[Records from a collection of figures]
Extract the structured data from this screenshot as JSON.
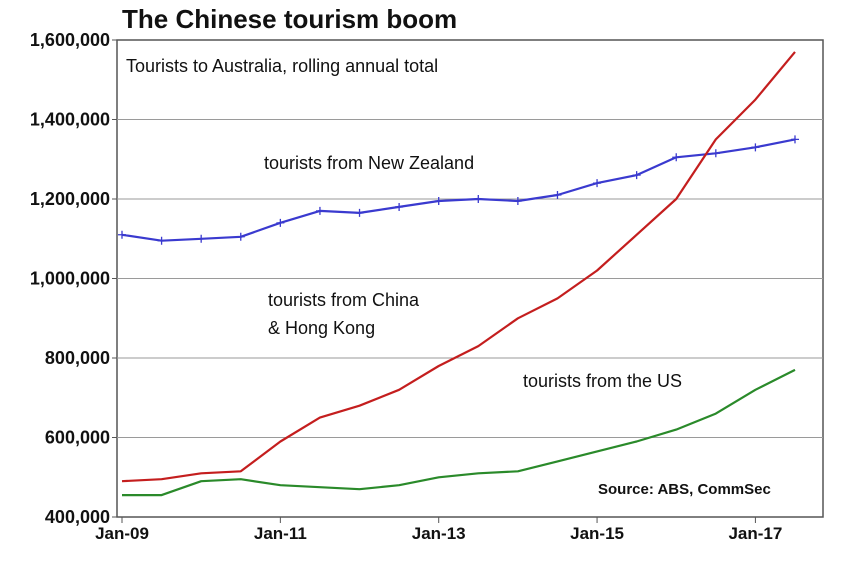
{
  "chart_data": {
    "type": "line",
    "title": "The Chinese tourism boom",
    "subtitle": "Tourists to Australia, rolling annual total",
    "source": "Source: ABS, CommSec",
    "xlabel": "",
    "ylabel": "",
    "x_ticks": [
      "Jan-09",
      "Jan-11",
      "Jan-13",
      "Jan-15",
      "Jan-17"
    ],
    "y_ticks": [
      "400,000",
      "600,000",
      "800,000",
      "1,000,000",
      "1,200,000",
      "1,400,000",
      "1,600,000"
    ],
    "ylim": [
      400000,
      1600000
    ],
    "xlim": [
      "Jan-09",
      "Jul-17"
    ],
    "grid": true,
    "x": [
      "Jan-09",
      "Jul-09",
      "Jan-10",
      "Jul-10",
      "Jan-11",
      "Jul-11",
      "Jan-12",
      "Jul-12",
      "Jan-13",
      "Jul-13",
      "Jan-14",
      "Jul-14",
      "Jan-15",
      "Jul-15",
      "Jan-16",
      "Jul-16",
      "Jan-17",
      "Jul-17"
    ],
    "series": [
      {
        "name": "tourists from New Zealand",
        "label": "tourists from New Zealand",
        "color": "#3a3acf",
        "marker": "plus",
        "values": [
          1110000,
          1095000,
          1100000,
          1105000,
          1140000,
          1170000,
          1165000,
          1180000,
          1195000,
          1200000,
          1195000,
          1210000,
          1240000,
          1260000,
          1305000,
          1315000,
          1330000,
          1350000
        ]
      },
      {
        "name": "tourists from China & Hong Kong",
        "label_lines": [
          "tourists from China",
          "& Hong Kong"
        ],
        "color": "#c41e1e",
        "values": [
          490000,
          495000,
          510000,
          515000,
          590000,
          650000,
          680000,
          720000,
          780000,
          830000,
          900000,
          950000,
          1020000,
          1110000,
          1200000,
          1350000,
          1450000,
          1570000
        ]
      },
      {
        "name": "tourists from the US",
        "label": "tourists from the US",
        "color": "#2a8a2a",
        "values": [
          455000,
          455000,
          490000,
          495000,
          480000,
          475000,
          470000,
          480000,
          500000,
          510000,
          515000,
          540000,
          565000,
          590000,
          620000,
          660000,
          720000,
          770000
        ]
      }
    ]
  }
}
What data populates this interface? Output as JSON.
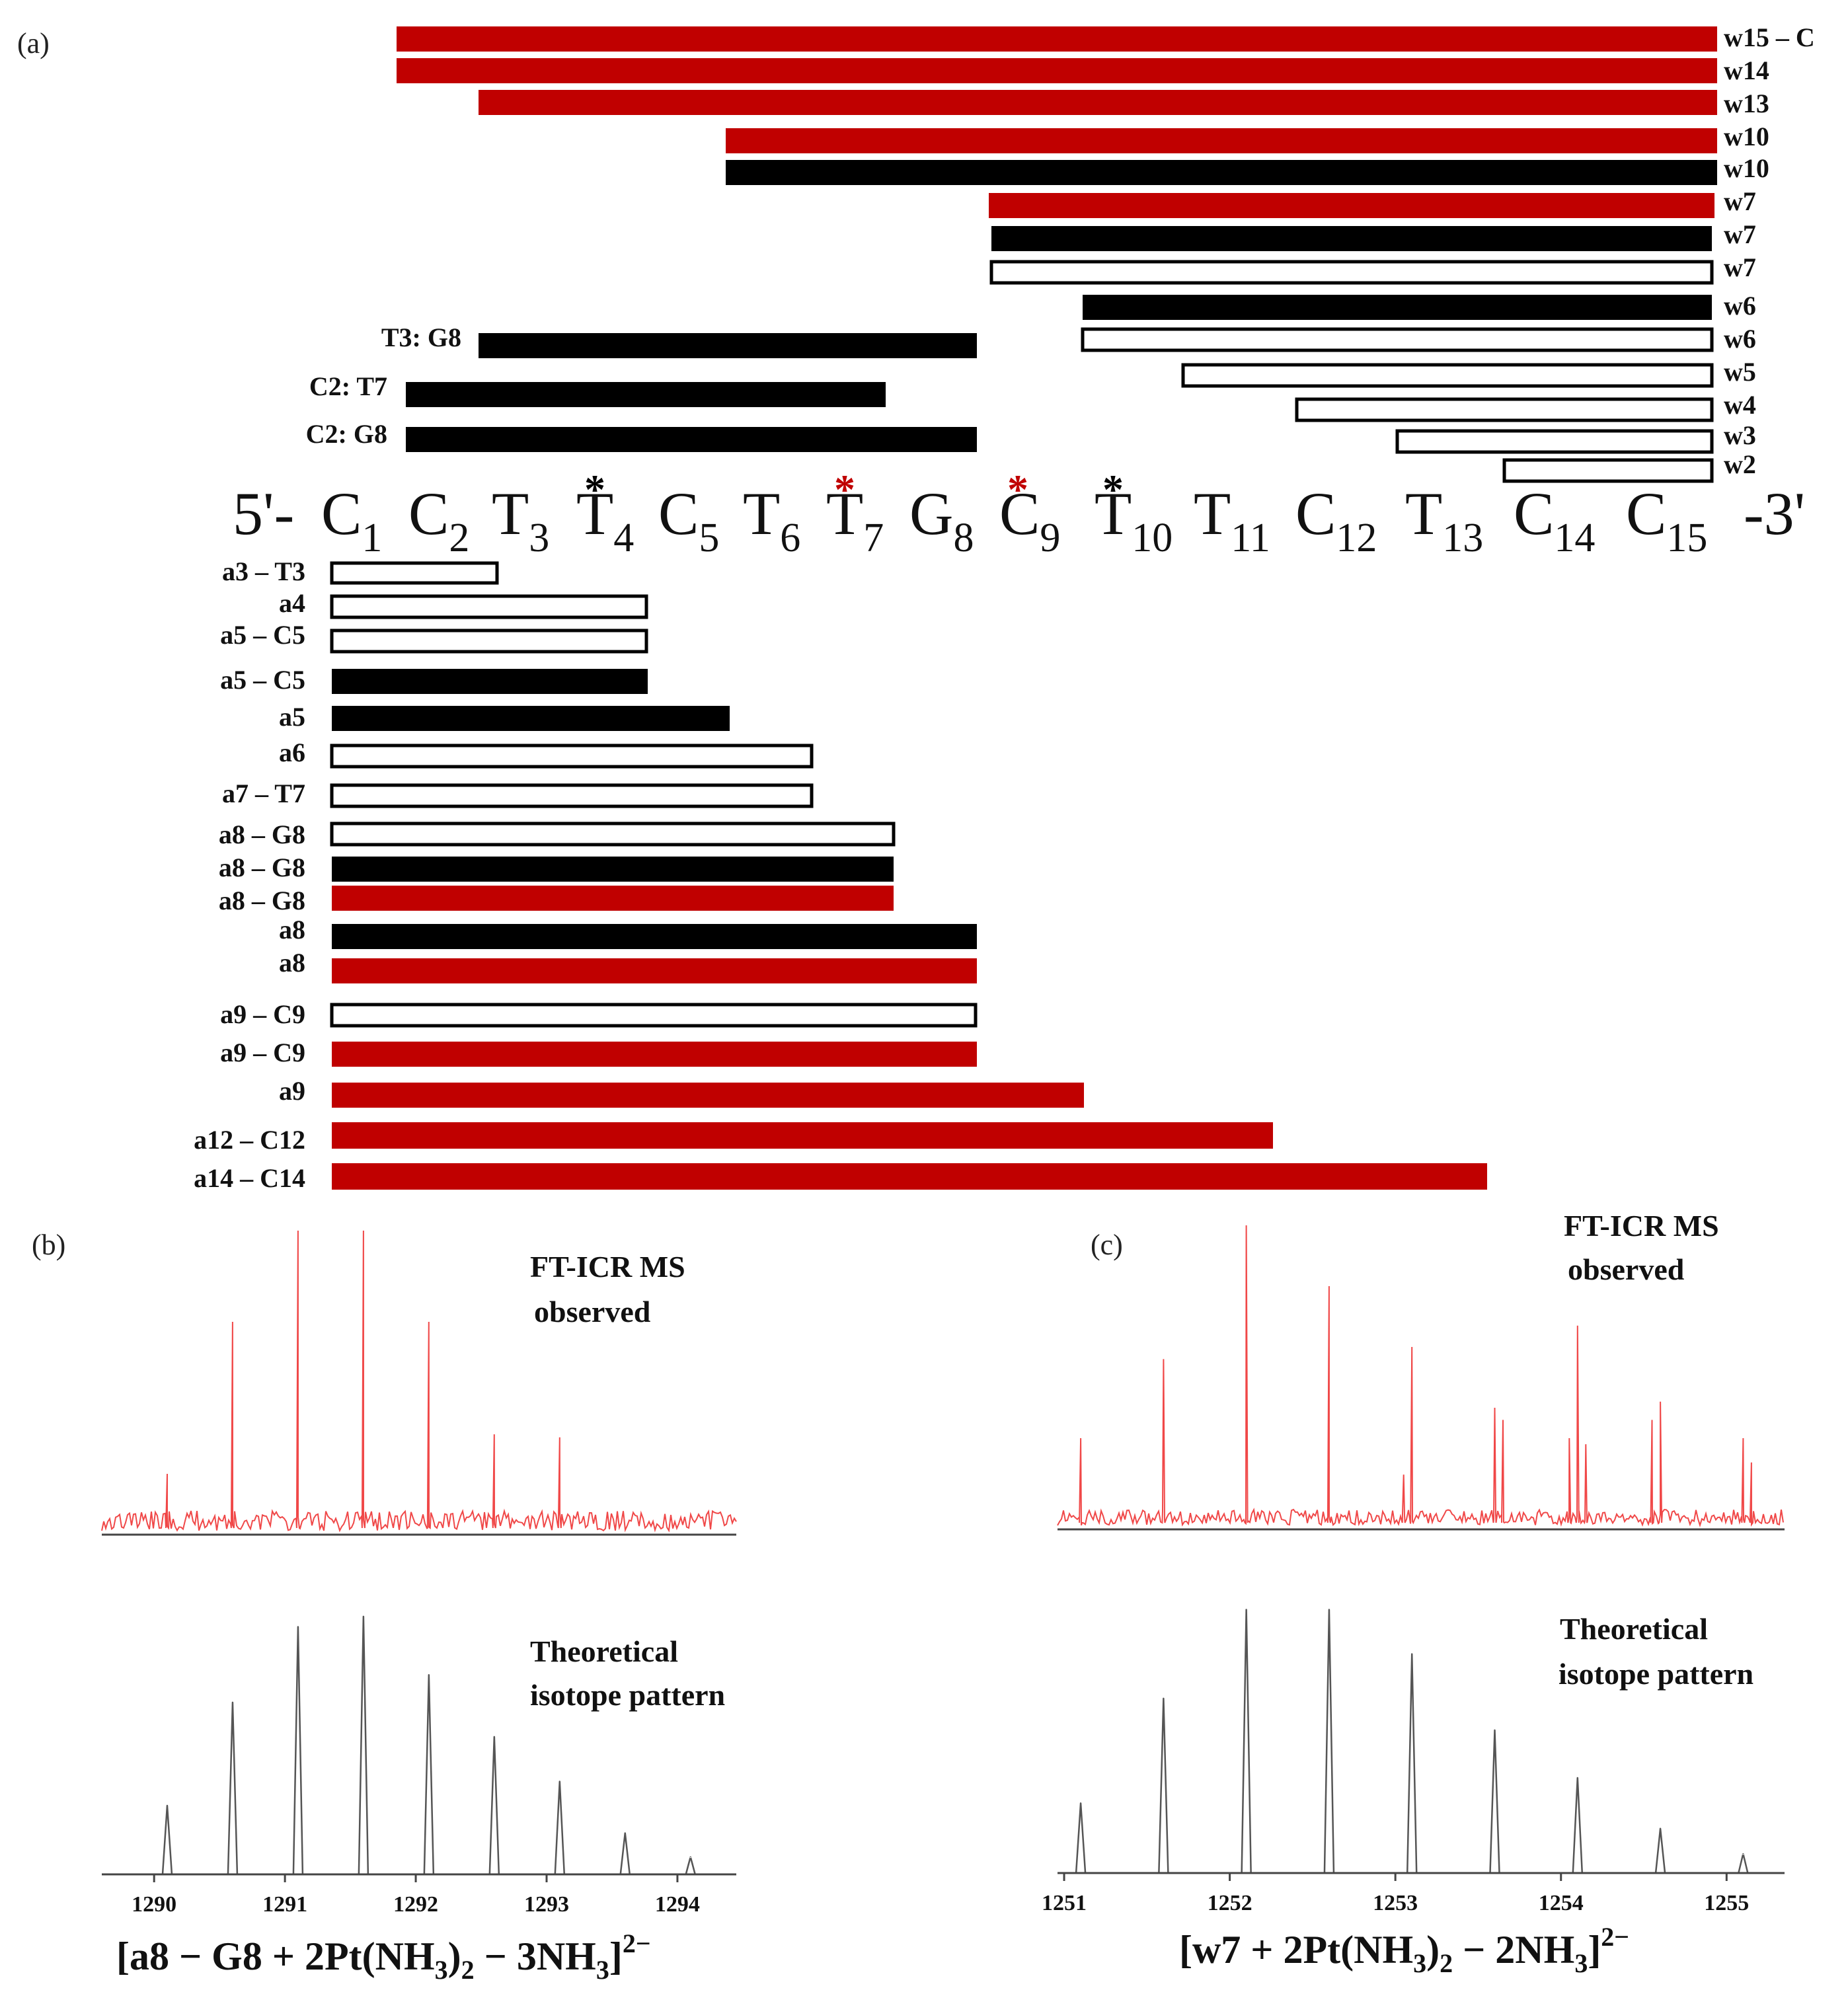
{
  "colors": {
    "red": "#c00000",
    "black": "#000000",
    "open": "#ffffff",
    "observed_line": "#f04848",
    "theory_line": "#555555",
    "axis": "#444444"
  },
  "chart_data": [
    {
      "type": "fragment-map",
      "panel_label": "(a)",
      "sequence": {
        "prefix": "5'-",
        "suffix": "-3'",
        "bases": [
          {
            "base": "C",
            "pos": "1"
          },
          {
            "base": "C",
            "pos": "2"
          },
          {
            "base": "T",
            "pos": "3"
          },
          {
            "base": "T",
            "pos": "4",
            "star": "*",
            "star_color": "black"
          },
          {
            "base": "C",
            "pos": "5"
          },
          {
            "base": "T",
            "pos": "6"
          },
          {
            "base": "T",
            "pos": "7",
            "star": "*",
            "star_color": "red"
          },
          {
            "base": "G",
            "pos": "8"
          },
          {
            "base": "C",
            "pos": "9",
            "star": "*",
            "star_color": "red"
          },
          {
            "base": "T",
            "pos": "10",
            "star": "*",
            "star_color": "black"
          },
          {
            "base": "T",
            "pos": "11"
          },
          {
            "base": "C",
            "pos": "12"
          },
          {
            "base": "T",
            "pos": "13"
          },
          {
            "base": "C",
            "pos": "14"
          },
          {
            "base": "C",
            "pos": "15"
          }
        ]
      },
      "w_fragments": [
        {
          "label": "w15 – C",
          "start": 2,
          "end": 15,
          "style": "red"
        },
        {
          "label": "w14",
          "start": 2,
          "end": 15,
          "style": "red"
        },
        {
          "label": "w13",
          "start": 3,
          "end": 15,
          "style": "red"
        },
        {
          "label": "w10",
          "start": 6,
          "end": 15,
          "style": "red"
        },
        {
          "label": "w10",
          "start": 6,
          "end": 15,
          "style": "black"
        },
        {
          "label": "w7",
          "start": 9,
          "end": 15,
          "style": "red"
        },
        {
          "label": "w7",
          "start": 9,
          "end": 15,
          "style": "black"
        },
        {
          "label": "w7",
          "start": 9,
          "end": 15,
          "style": "open"
        },
        {
          "label": "w6",
          "start": 10,
          "end": 15,
          "style": "black"
        },
        {
          "label": "w6",
          "start": 10,
          "end": 15,
          "style": "open"
        },
        {
          "label": "w5",
          "start": 11,
          "end": 15,
          "style": "open"
        },
        {
          "label": "w4",
          "start": 12,
          "end": 15,
          "style": "open"
        },
        {
          "label": "w3",
          "start": 13,
          "end": 15,
          "style": "open"
        },
        {
          "label": "w2",
          "start": 14,
          "end": 15,
          "style": "open"
        }
      ],
      "internal_fragments": [
        {
          "label": "T3: G8",
          "start": 3,
          "end": 8,
          "style": "black"
        },
        {
          "label": "C2: T7",
          "start": 2,
          "end": 7,
          "style": "black"
        },
        {
          "label": "C2: G8",
          "start": 2,
          "end": 8,
          "style": "black"
        }
      ],
      "a_fragments": [
        {
          "label": "a3 – T3",
          "start": 1,
          "end": 2.5,
          "style": "open"
        },
        {
          "label": "a4",
          "start": 1,
          "end": 4,
          "style": "open"
        },
        {
          "label": "a5 – C5",
          "start": 1,
          "end": 4,
          "style": "open"
        },
        {
          "label": "a5 – C5",
          "start": 1,
          "end": 4,
          "style": "black"
        },
        {
          "label": "a5",
          "start": 1,
          "end": 5,
          "style": "black"
        },
        {
          "label": "a6",
          "start": 1,
          "end": 6,
          "style": "open"
        },
        {
          "label": "a7 – T7",
          "start": 1,
          "end": 6,
          "style": "open"
        },
        {
          "label": "a8 – G8",
          "start": 1,
          "end": 7,
          "style": "open"
        },
        {
          "label": "a8 – G8",
          "start": 1,
          "end": 7,
          "style": "black"
        },
        {
          "label": "a8 – G8",
          "start": 1,
          "end": 7,
          "style": "red"
        },
        {
          "label": "a8",
          "start": 1,
          "end": 8,
          "style": "black"
        },
        {
          "label": "a8",
          "start": 1,
          "end": 8,
          "style": "red"
        },
        {
          "label": "a9 – C9",
          "start": 1,
          "end": 8,
          "style": "open"
        },
        {
          "label": "a9 – C9",
          "start": 1,
          "end": 8,
          "style": "red"
        },
        {
          "label": "a9",
          "start": 1,
          "end": 9,
          "style": "red"
        },
        {
          "label": "a12 – C12",
          "start": 1,
          "end": 11,
          "style": "red"
        },
        {
          "label": "a14 – C14",
          "start": 1,
          "end": 13,
          "style": "red"
        }
      ]
    },
    {
      "type": "spectrum",
      "panel_label": "(b)",
      "observed_label_1": "FT-ICR MS",
      "observed_label_2": "observed",
      "theory_label_1": "Theoretical",
      "theory_label_2": "isotope pattern",
      "xlim": [
        1289.6,
        1294.45
      ],
      "x_ticks": [
        "1290",
        "1291",
        "1292",
        "1293",
        "1294"
      ],
      "observed_peaks": {
        "x": [
          1290.1,
          1290.6,
          1291.1,
          1291.6,
          1292.1,
          1292.6,
          1293.1
        ],
        "y": [
          0.2,
          0.7,
          1.0,
          1.0,
          0.7,
          0.33,
          0.32
        ]
      },
      "theoretical_peaks": {
        "x": [
          1290.1,
          1290.6,
          1291.1,
          1291.6,
          1292.1,
          1292.6,
          1293.1,
          1293.6,
          1294.1
        ],
        "y": [
          0.2,
          0.5,
          0.72,
          0.75,
          0.58,
          0.4,
          0.27,
          0.12,
          0.05
        ]
      },
      "formula": {
        "a": "[a8 − G8 + 2Pt(NH",
        "b": "3",
        "c": ")",
        "d": "2",
        "e": " − 3NH",
        "f": "3",
        "g": "]",
        "h": "2−"
      }
    },
    {
      "type": "spectrum",
      "panel_label": "(c)",
      "observed_label_1": "FT-ICR MS",
      "observed_label_2": "observed",
      "theory_label_1": "Theoretical",
      "theory_label_2": "isotope pattern",
      "xlim": [
        1250.96,
        1255.35
      ],
      "x_ticks": [
        "1251",
        "1252",
        "1253",
        "1254",
        "1255"
      ],
      "observed_peaks": {
        "x": [
          1251.1,
          1251.6,
          1252.1,
          1252.6,
          1253.1,
          1253.6,
          1253.65,
          1254.1,
          1254.15,
          1254.55,
          1254.6,
          1255.1,
          1255.15,
          1253.05,
          1254.05
        ],
        "y": [
          0.3,
          0.56,
          1.0,
          0.8,
          0.6,
          0.4,
          0.36,
          0.67,
          0.28,
          0.36,
          0.42,
          0.3,
          0.22,
          0.18,
          0.3
        ]
      },
      "theoretical_peaks": {
        "x": [
          1251.1,
          1251.6,
          1252.1,
          1252.6,
          1253.1,
          1253.6,
          1254.1,
          1254.6,
          1255.1
        ],
        "y": [
          0.22,
          0.55,
          0.83,
          0.83,
          0.69,
          0.45,
          0.3,
          0.14,
          0.06
        ]
      },
      "formula": {
        "a": "[w7 + 2Pt(NH",
        "b": "3",
        "c": ")",
        "d": "2",
        "e": " − 2NH",
        "f": "3",
        "g": "]",
        "h": "2−"
      }
    }
  ]
}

**Exercise instructions:**
Find the lines above that include the string "Kong" and copy them.

**Output below:**
        "name": "tourists from China & Hong Kong",
          "& Hong Kong"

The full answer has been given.